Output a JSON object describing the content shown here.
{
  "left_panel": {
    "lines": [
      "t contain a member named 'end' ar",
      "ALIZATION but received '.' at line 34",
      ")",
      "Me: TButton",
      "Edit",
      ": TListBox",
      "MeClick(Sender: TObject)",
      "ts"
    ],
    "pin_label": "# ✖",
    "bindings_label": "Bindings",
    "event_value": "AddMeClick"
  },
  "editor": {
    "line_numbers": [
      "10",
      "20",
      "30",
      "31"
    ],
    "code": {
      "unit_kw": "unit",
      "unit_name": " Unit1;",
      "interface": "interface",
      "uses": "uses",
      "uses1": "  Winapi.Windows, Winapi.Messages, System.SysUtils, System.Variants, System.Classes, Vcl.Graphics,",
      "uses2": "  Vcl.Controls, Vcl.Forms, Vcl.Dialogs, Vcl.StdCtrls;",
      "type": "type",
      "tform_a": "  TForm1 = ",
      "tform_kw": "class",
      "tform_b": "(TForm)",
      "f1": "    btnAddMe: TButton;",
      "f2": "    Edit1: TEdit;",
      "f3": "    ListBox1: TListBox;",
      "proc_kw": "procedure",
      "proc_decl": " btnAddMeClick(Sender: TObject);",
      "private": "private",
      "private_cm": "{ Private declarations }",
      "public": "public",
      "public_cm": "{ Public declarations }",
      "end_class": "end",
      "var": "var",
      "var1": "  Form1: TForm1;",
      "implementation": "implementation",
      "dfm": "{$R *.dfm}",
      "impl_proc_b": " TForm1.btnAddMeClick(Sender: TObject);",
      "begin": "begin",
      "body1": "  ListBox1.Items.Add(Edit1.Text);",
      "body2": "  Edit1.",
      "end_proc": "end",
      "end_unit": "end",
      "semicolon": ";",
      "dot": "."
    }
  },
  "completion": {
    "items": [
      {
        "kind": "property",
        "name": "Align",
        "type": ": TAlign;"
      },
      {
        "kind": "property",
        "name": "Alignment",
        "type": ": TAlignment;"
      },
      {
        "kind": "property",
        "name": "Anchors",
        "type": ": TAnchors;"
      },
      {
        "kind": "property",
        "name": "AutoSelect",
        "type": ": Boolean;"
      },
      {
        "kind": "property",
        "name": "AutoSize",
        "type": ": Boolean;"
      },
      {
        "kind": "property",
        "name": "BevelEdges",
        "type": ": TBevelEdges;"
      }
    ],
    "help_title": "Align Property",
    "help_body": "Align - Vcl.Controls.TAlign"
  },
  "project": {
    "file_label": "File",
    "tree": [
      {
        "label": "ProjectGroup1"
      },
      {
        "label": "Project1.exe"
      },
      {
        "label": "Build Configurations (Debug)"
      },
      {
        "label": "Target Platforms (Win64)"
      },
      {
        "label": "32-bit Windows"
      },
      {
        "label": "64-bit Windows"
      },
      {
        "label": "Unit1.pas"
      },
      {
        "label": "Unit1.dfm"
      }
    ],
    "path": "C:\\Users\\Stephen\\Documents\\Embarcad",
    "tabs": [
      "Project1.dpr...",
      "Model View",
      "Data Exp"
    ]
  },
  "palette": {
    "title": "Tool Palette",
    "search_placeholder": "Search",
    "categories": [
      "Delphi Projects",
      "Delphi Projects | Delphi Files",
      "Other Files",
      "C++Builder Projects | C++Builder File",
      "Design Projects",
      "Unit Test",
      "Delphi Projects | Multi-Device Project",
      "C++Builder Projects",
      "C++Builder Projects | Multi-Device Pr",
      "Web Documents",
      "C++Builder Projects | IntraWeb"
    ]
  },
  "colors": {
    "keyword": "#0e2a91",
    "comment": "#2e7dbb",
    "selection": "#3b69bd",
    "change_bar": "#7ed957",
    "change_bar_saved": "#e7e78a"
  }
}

··········

◆ **Goal**
Pick out each line containing the string "Delphi" and copy it.

◆ **Answer to this problem**
      "Delphi Projects",
      "Delphi Projects | Delphi Files",
      "Delphi Projects | Multi-Device Project",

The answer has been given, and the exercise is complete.